-- START DATA LINES --

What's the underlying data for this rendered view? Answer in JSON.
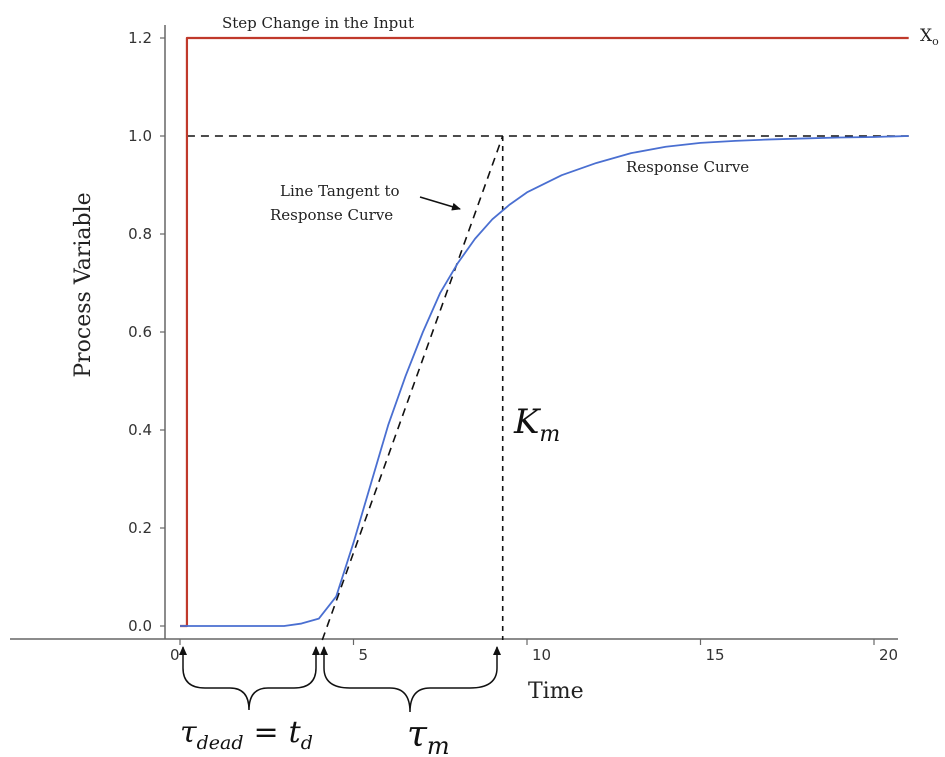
{
  "chart_data": {
    "type": "line",
    "title": "",
    "xlabel": "Time",
    "ylabel": "Process Variable",
    "xlim": [
      0,
      21
    ],
    "ylim": [
      0,
      1.2
    ],
    "x_ticks": [
      "0",
      "5",
      "10",
      "15",
      "20"
    ],
    "y_ticks": [
      "0.0",
      "0.2",
      "0.4",
      "0.6",
      "0.8",
      "1.0",
      "1.2"
    ],
    "series": [
      {
        "name": "Step Change in the Input",
        "color": "#c0392b",
        "x": [
          0,
          0.2,
          0.2,
          21
        ],
        "y": [
          0,
          0,
          1.2,
          1.2
        ]
      },
      {
        "name": "Response Curve",
        "color": "#4a6fd1",
        "x": [
          0,
          1,
          2,
          3,
          3.5,
          4,
          4.5,
          5,
          5.5,
          6,
          6.5,
          7,
          7.5,
          8,
          8.5,
          9,
          9.5,
          10,
          11,
          12,
          13,
          14,
          15,
          16,
          17,
          18,
          19,
          20,
          21
        ],
        "y": [
          0,
          0,
          0,
          0,
          0.005,
          0.015,
          0.06,
          0.17,
          0.29,
          0.41,
          0.51,
          0.6,
          0.68,
          0.74,
          0.79,
          0.83,
          0.86,
          0.885,
          0.92,
          0.945,
          0.965,
          0.978,
          0.986,
          0.99,
          0.993,
          0.995,
          0.997,
          0.998,
          1.0
        ]
      }
    ],
    "tangent_line": {
      "name": "Line Tangent to Response Curve",
      "x": [
        4.1,
        9.3
      ],
      "y": [
        0,
        1.0
      ]
    },
    "final_value_line": {
      "y": 1.0
    },
    "km_marker": {
      "x": 9.3
    },
    "annotations": {
      "step_label": "Step Change in the Input",
      "input_label": "X",
      "input_subscript": "o",
      "tangent_label_line1": "Line Tangent to",
      "tangent_label_line2": "Response Curve",
      "response_label": "Response Curve",
      "km_main": "K",
      "km_sub": "m",
      "tau_dead_main": "τ",
      "tau_dead_sub": "dead",
      "tau_dead_eq": "=",
      "td_main": "t",
      "td_sub": "d",
      "tau_m_main": "τ",
      "tau_m_sub": "m"
    }
  }
}
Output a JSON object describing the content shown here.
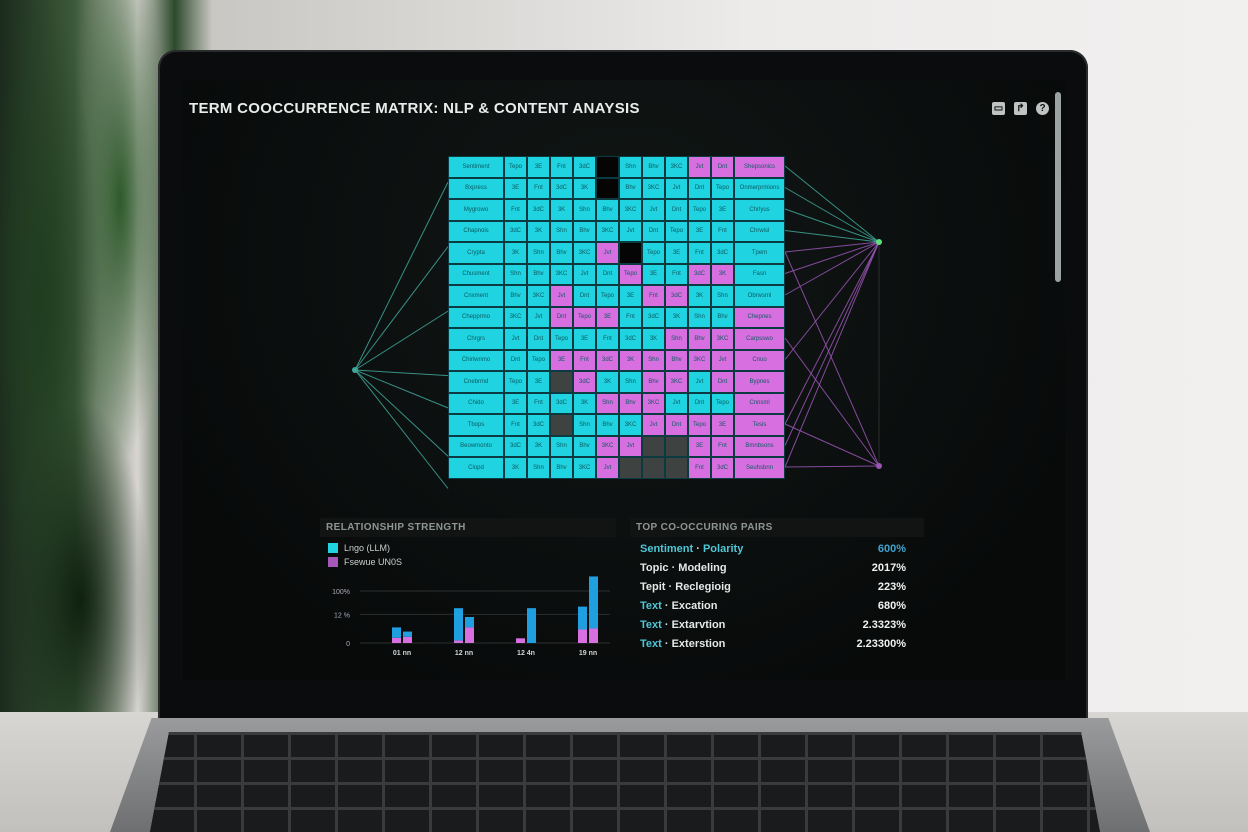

-- END DATA LINES --

WORK TO DO: Repeat the full listing above exactly, with no pictures in the copy.

ANSWER:
What's the underlying data for this rendered view? Answer in JSON.
{
  "chart_data": {
    "type": "line",
    "title": "",
    "xlabel": "Time",
    "ylabel": "Process Variable",
    "xlim": [
      0,
      21
    ],
    "ylim": [
      0,
      1.2
    ],
    "x_ticks": [
      "0",
      "5",
      "10",
      "15",
      "20"
    ],
    "y_ticks": [
      "0.0",
      "0.2",
      "0.4",
      "0.6",
      "0.8",
      "1.0",
      "1.2"
    ],
    "series": [
      {
        "name": "Step Change in the Input",
        "color": "#c0392b",
        "x": [
          0,
          0.2,
          0.2,
          21
        ],
        "y": [
          0,
          0,
          1.2,
          1.2
        ]
      },
      {
        "name": "Response Curve",
        "color": "#4a6fd1",
        "x": [
          0,
          1,
          2,
          3,
          3.5,
          4,
          4.5,
          5,
          5.5,
          6,
          6.5,
          7,
          7.5,
          8,
          8.5,
          9,
          9.5,
          10,
          11,
          12,
          13,
          14,
          15,
          16,
          17,
          18,
          19,
          20,
          21
        ],
        "y": [
          0,
          0,
          0,
          0,
          0.005,
          0.015,
          0.06,
          0.17,
          0.29,
          0.41,
          0.51,
          0.6,
          0.68,
          0.74,
          0.79,
          0.83,
          0.86,
          0.885,
          0.92,
          0.945,
          0.965,
          0.978,
          0.986,
          0.99,
          0.993,
          0.995,
          0.997,
          0.998,
          1.0
        ]
      }
    ],
    "tangent_line": {
      "name": "Line Tangent to Response Curve",
      "x": [
        4.1,
        9.3
      ],
      "y": [
        0,
        1.0
      ]
    },
    "final_value_line": {
      "y": 1.0
    },
    "km_marker": {
      "x": 9.3
    },
    "annotations": {
      "step_label": "Step Change in the Input",
      "input_label": "X",
      "input_subscript": "o",
      "tangent_label_line1": "Line Tangent to",
      "tangent_label_line2": "Response Curve",
      "response_label": "Response Curve",
      "km_main": "K",
      "km_sub": "m",
      "tau_dead_main": "τ",
      "tau_dead_sub": "dead",
      "tau_dead_eq": "=",
      "td_main": "t",
      "td_sub": "d",
      "tau_m_main": "τ",
      "tau_m_sub": "m"
    }
  }
}
Output a JSON object describing the content shown here.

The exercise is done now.